SHORT TASK:
Can you transcribe every line exactly and leave the pictures behind?

THE INPUT:
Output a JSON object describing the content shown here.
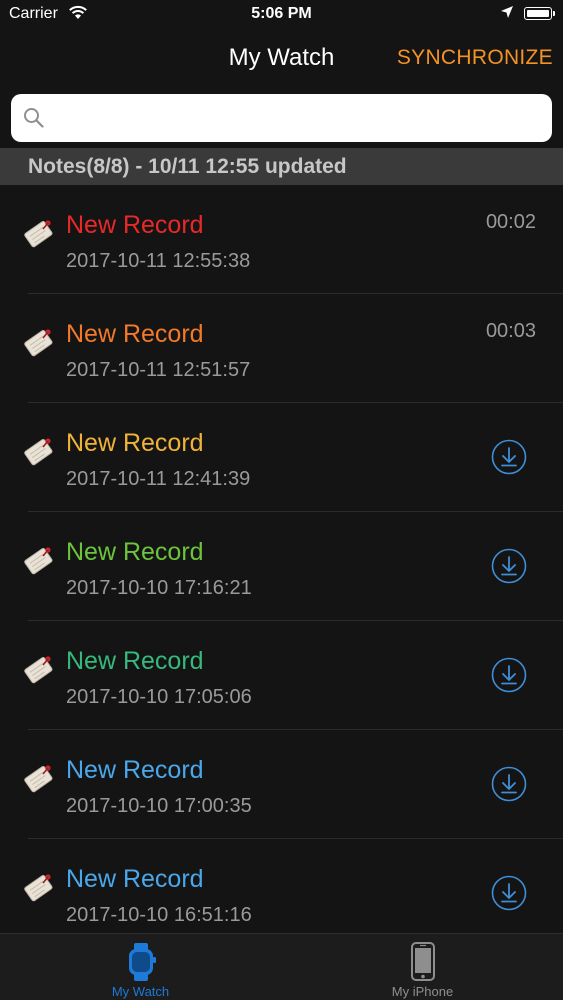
{
  "status_bar": {
    "carrier": "Carrier",
    "time": "5:06 PM",
    "icons": [
      "wifi-icon",
      "location-arrow-icon",
      "battery-icon"
    ]
  },
  "nav": {
    "title": "My Watch",
    "sync_label": "SYNCHRONIZE",
    "sync_color": "#f39325"
  },
  "search": {
    "value": "",
    "placeholder": "",
    "icon": "search-icon"
  },
  "section": {
    "header": "Notes(8/8) - 10/11 12:55 updated"
  },
  "records": [
    {
      "name": "New Record",
      "date": "2017-10-11 12:55:38",
      "duration": "00:02",
      "color": "#e8292a",
      "action": "duration"
    },
    {
      "name": "New Record",
      "date": "2017-10-11 12:51:57",
      "duration": "00:03",
      "color": "#f2792a",
      "action": "duration"
    },
    {
      "name": "New Record",
      "date": "2017-10-11 12:41:39",
      "duration": "",
      "color": "#f0b33a",
      "action": "download"
    },
    {
      "name": "New Record",
      "date": "2017-10-10 17:16:21",
      "duration": "",
      "color": "#6cc43c",
      "action": "download"
    },
    {
      "name": "New Record",
      "date": "2017-10-10 17:05:06",
      "duration": "",
      "color": "#36b97c",
      "action": "download"
    },
    {
      "name": "New Record",
      "date": "2017-10-10 17:00:35",
      "duration": "",
      "color": "#4aa8ea",
      "action": "download"
    },
    {
      "name": "New Record",
      "date": "2017-10-10 16:51:16",
      "duration": "",
      "color": "#4aa8ea",
      "action": "download"
    }
  ],
  "tabs": [
    {
      "label": "My Watch",
      "icon": "watch-icon",
      "active": true
    },
    {
      "label": "My iPhone",
      "icon": "iphone-icon",
      "active": false
    }
  ],
  "colors": {
    "background": "#141414",
    "accent_blue": "#1e7ad9",
    "download_icon": "#3f8fd8",
    "secondary_text": "#9a9a9a"
  }
}
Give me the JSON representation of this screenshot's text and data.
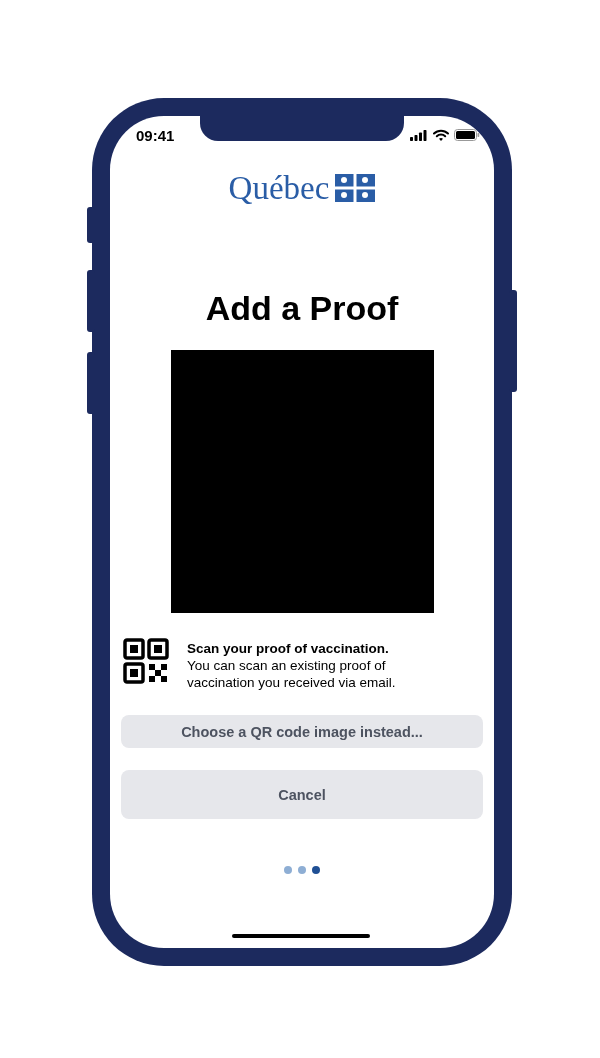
{
  "status_bar": {
    "time": "09:41"
  },
  "logo": {
    "text": "Québec"
  },
  "title": "Add a Proof",
  "camera": {
    "kind": "viewfinder"
  },
  "instructions": {
    "heading": "Scan your proof of vaccination.",
    "body": "You can scan an existing proof of vaccination you received via email."
  },
  "buttons": [
    {
      "label": "Choose a QR code image instead...",
      "kind": "secondary"
    },
    {
      "label": "Cancel",
      "kind": "primary"
    }
  ],
  "pager": [
    {
      "selected": false
    },
    {
      "selected": false
    },
    {
      "selected": true
    }
  ]
}
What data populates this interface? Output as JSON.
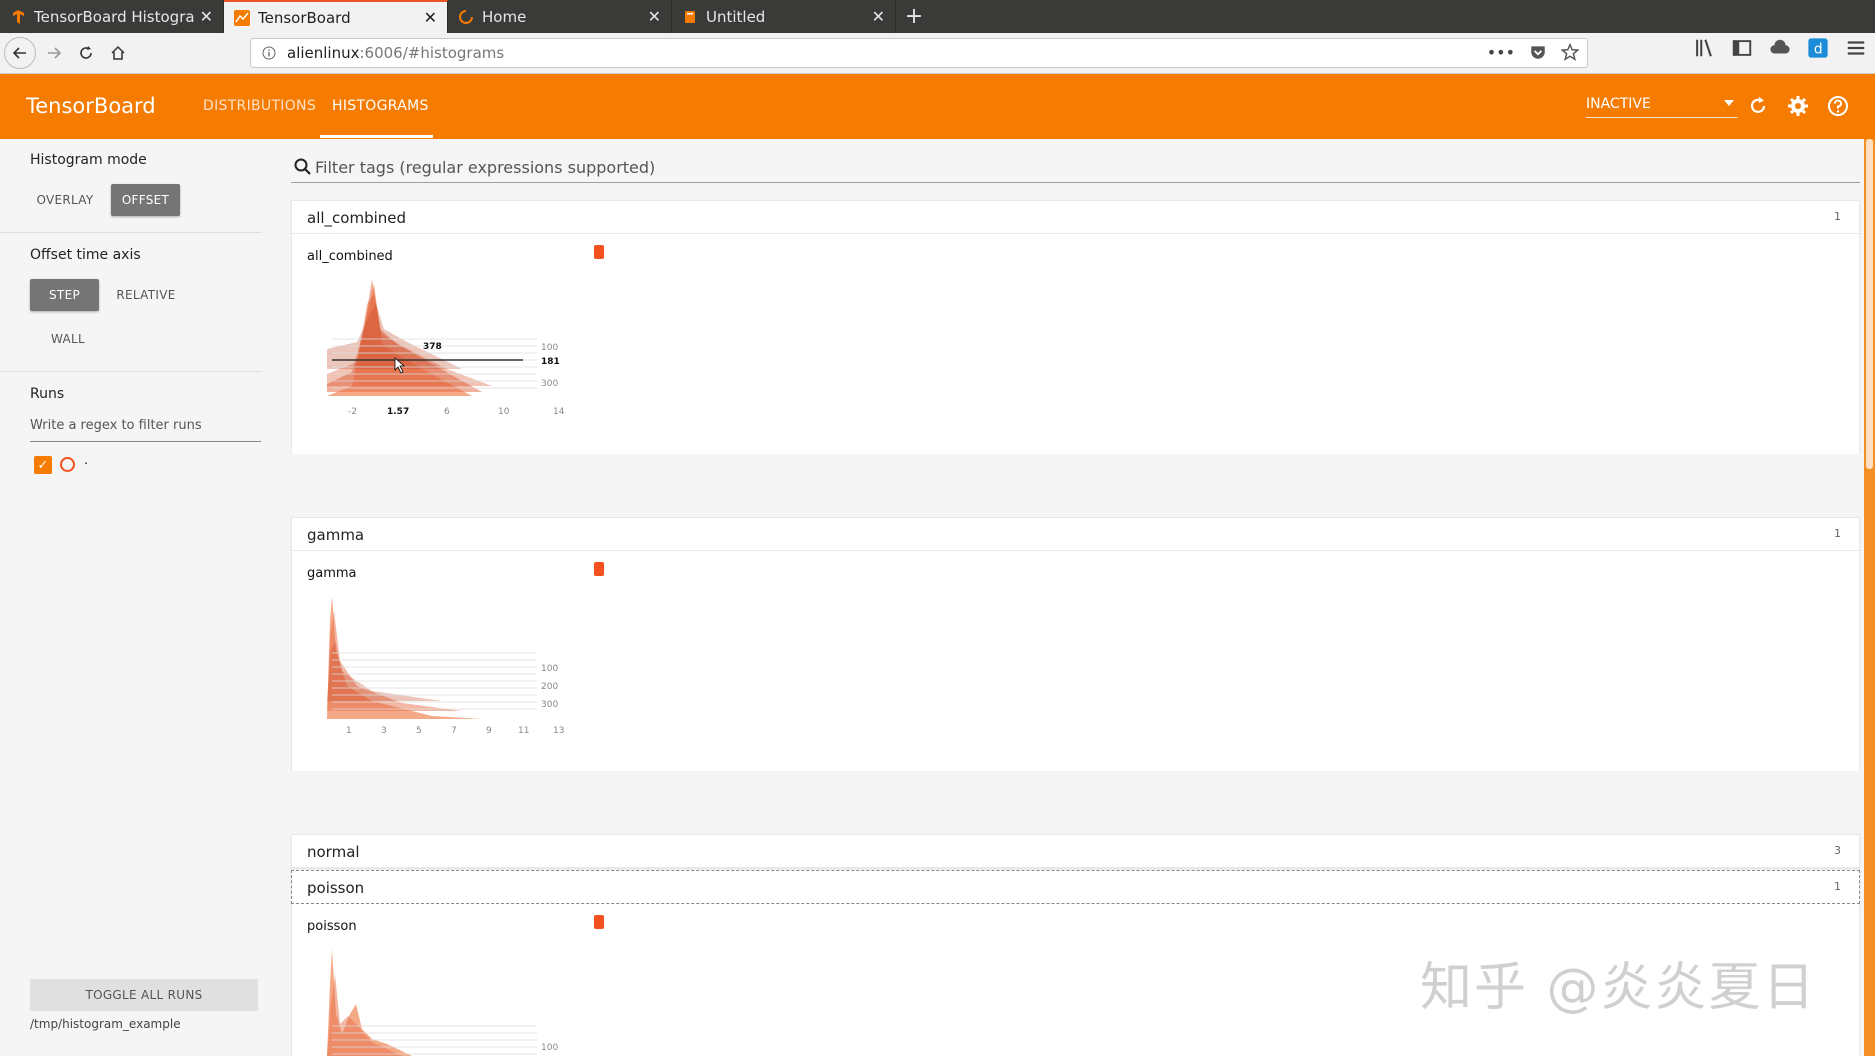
{
  "browser": {
    "tabs": [
      {
        "title": "TensorBoard Histogram",
        "favicon": "tensorflow-icon"
      },
      {
        "title": "TensorBoard",
        "favicon": "tensorboard-icon"
      },
      {
        "title": "Home",
        "favicon": "loading-spinner-icon"
      },
      {
        "title": "Untitled",
        "favicon": "notebook-icon"
      }
    ],
    "active_tab_index": 1,
    "url_host": "alienlinux",
    "url_path": ":6006/#histograms"
  },
  "header": {
    "title": "TensorBoard",
    "tabs": [
      "DISTRIBUTIONS",
      "HISTOGRAMS"
    ],
    "active_tab": "HISTOGRAMS",
    "run_selector": "INACTIVE",
    "accent_color": "#f57c00"
  },
  "sidebar": {
    "histogram_mode_label": "Histogram mode",
    "histogram_modes": [
      "OVERLAY",
      "OFFSET"
    ],
    "histogram_mode_selected": "OFFSET",
    "time_axis_label": "Offset time axis",
    "time_axis_options": [
      "STEP",
      "RELATIVE",
      "WALL"
    ],
    "time_axis_selected": "STEP",
    "runs_label": "Runs",
    "runs_filter_placeholder": "Write a regex to filter runs",
    "runs": [
      {
        "name": ".",
        "checked": true,
        "color": "#f4511e"
      }
    ],
    "toggle_all_label": "TOGGLE ALL RUNS",
    "logdir": "/tmp/histogram_example"
  },
  "main": {
    "filter_placeholder": "Filter tags (regular expressions supported)",
    "categories": [
      {
        "name": "all_combined",
        "count": "1",
        "expanded": true
      },
      {
        "name": "gamma",
        "count": "1",
        "expanded": true
      },
      {
        "name": "normal",
        "count": "3",
        "expanded": false
      },
      {
        "name": "poisson",
        "count": "1",
        "expanded": true
      }
    ],
    "cards": {
      "all_combined": {
        "title": "all_combined",
        "x_ticks": [
          "-2",
          "1.57",
          "6",
          "10",
          "14"
        ],
        "y_ticks": [
          "100",
          "181",
          "300"
        ],
        "hover_x": "1.57",
        "hover_step": "181",
        "hover_count": "378"
      },
      "gamma": {
        "title": "gamma",
        "x_ticks": [
          "1",
          "3",
          "5",
          "7",
          "9",
          "11",
          "13"
        ],
        "y_ticks": [
          "100",
          "200",
          "300"
        ]
      },
      "poisson": {
        "title": "poisson",
        "y_ticks": [
          "100"
        ]
      }
    }
  },
  "watermark": "知乎 @炎炎夏日"
}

TASK RESULT:
Output a JSON object describing the content shown here.
{
  "status_bar": {
    "carrier": "Carrier",
    "time": "5:06 PM",
    "icons": [
      "wifi-icon",
      "location-arrow-icon",
      "battery-icon"
    ]
  },
  "nav": {
    "title": "My Watch",
    "sync_label": "SYNCHRONIZE",
    "sync_color": "#f39325"
  },
  "search": {
    "value": "",
    "placeholder": "",
    "icon": "search-icon"
  },
  "section": {
    "header": "Notes(8/8) - 10/11 12:55 updated"
  },
  "records": [
    {
      "name": "New Record",
      "date": "2017-10-11 12:55:38",
      "duration": "00:02",
      "color": "#e8292a",
      "action": "duration"
    },
    {
      "name": "New Record",
      "date": "2017-10-11 12:51:57",
      "duration": "00:03",
      "color": "#f2792a",
      "action": "duration"
    },
    {
      "name": "New Record",
      "date": "2017-10-11 12:41:39",
      "duration": "",
      "color": "#f0b33a",
      "action": "download"
    },
    {
      "name": "New Record",
      "date": "2017-10-10 17:16:21",
      "duration": "",
      "color": "#6cc43c",
      "action": "download"
    },
    {
      "name": "New Record",
      "date": "2017-10-10 17:05:06",
      "duration": "",
      "color": "#36b97c",
      "action": "download"
    },
    {
      "name": "New Record",
      "date": "2017-10-10 17:00:35",
      "duration": "",
      "color": "#4aa8ea",
      "action": "download"
    },
    {
      "name": "New Record",
      "date": "2017-10-10 16:51:16",
      "duration": "",
      "color": "#4aa8ea",
      "action": "download"
    }
  ],
  "tabs": [
    {
      "label": "My Watch",
      "icon": "watch-icon",
      "active": true
    },
    {
      "label": "My iPhone",
      "icon": "iphone-icon",
      "active": false
    }
  ],
  "colors": {
    "background": "#141414",
    "accent_blue": "#1e7ad9",
    "download_icon": "#3f8fd8",
    "secondary_text": "#9a9a9a"
  }
}
Give me the JSON representation of this screenshot's text and data.
{
  "status_bar": {
    "time": "09:41"
  },
  "logo": {
    "text": "Québec"
  },
  "title": "Add a Proof",
  "camera": {
    "kind": "viewfinder"
  },
  "instructions": {
    "heading": "Scan your proof of vaccination.",
    "body": "You can scan an existing proof of vaccination you received via email."
  },
  "buttons": [
    {
      "label": "Choose a QR code image instead...",
      "kind": "secondary"
    },
    {
      "label": "Cancel",
      "kind": "primary"
    }
  ],
  "pager": [
    {
      "selected": false
    },
    {
      "selected": false
    },
    {
      "selected": true
    }
  ]
}
What data populates this interface? Output as JSON.
{
  "browser": {
    "tabs": [
      {
        "title": "TensorBoard Histogram",
        "favicon": "tensorflow-icon"
      },
      {
        "title": "TensorBoard",
        "favicon": "tensorboard-icon"
      },
      {
        "title": "Home",
        "favicon": "loading-spinner-icon"
      },
      {
        "title": "Untitled",
        "favicon": "notebook-icon"
      }
    ],
    "active_tab_index": 1,
    "url_host": "alienlinux",
    "url_path": ":6006/#histograms"
  },
  "header": {
    "title": "TensorBoard",
    "tabs": [
      "DISTRIBUTIONS",
      "HISTOGRAMS"
    ],
    "active_tab": "HISTOGRAMS",
    "run_selector": "INACTIVE",
    "accent_color": "#f57c00"
  },
  "sidebar": {
    "histogram_mode_label": "Histogram mode",
    "histogram_modes": [
      "OVERLAY",
      "OFFSET"
    ],
    "histogram_mode_selected": "OFFSET",
    "time_axis_label": "Offset time axis",
    "time_axis_options": [
      "STEP",
      "RELATIVE",
      "WALL"
    ],
    "time_axis_selected": "STEP",
    "runs_label": "Runs",
    "runs_filter_placeholder": "Write a regex to filter runs",
    "runs": [
      {
        "name": ".",
        "checked": true,
        "color": "#f4511e"
      }
    ],
    "toggle_all_label": "TOGGLE ALL RUNS",
    "logdir": "/tmp/histogram_example"
  },
  "main": {
    "filter_placeholder": "Filter tags (regular expressions supported)",
    "categories": [
      {
        "name": "all_combined",
        "count": "1",
        "expanded": true
      },
      {
        "name": "gamma",
        "count": "1",
        "expanded": true
      },
      {
        "name": "normal",
        "count": "3",
        "expanded": false
      },
      {
        "name": "poisson",
        "count": "1",
        "expanded": true
      }
    ],
    "cards": {
      "all_combined": {
        "title": "all_combined",
        "x_ticks": [
          "-2",
          "1.57",
          "6",
          "10",
          "14"
        ],
        "y_ticks": [
          "100",
          "181",
          "300"
        ],
        "hover_x": "1.57",
        "hover_step": "181",
        "hover_count": "378"
      },
      "gamma": {
        "title": "gamma",
        "x_ticks": [
          "1",
          "3",
          "5",
          "7",
          "9",
          "11",
          "13"
        ],
        "y_ticks": [
          "100",
          "200",
          "300"
        ]
      },
      "poisson": {
        "title": "poisson",
        "y_ticks": [
          "100"
        ]
      }
    }
  },
  "watermark": "知乎 @炎炎夏日"
}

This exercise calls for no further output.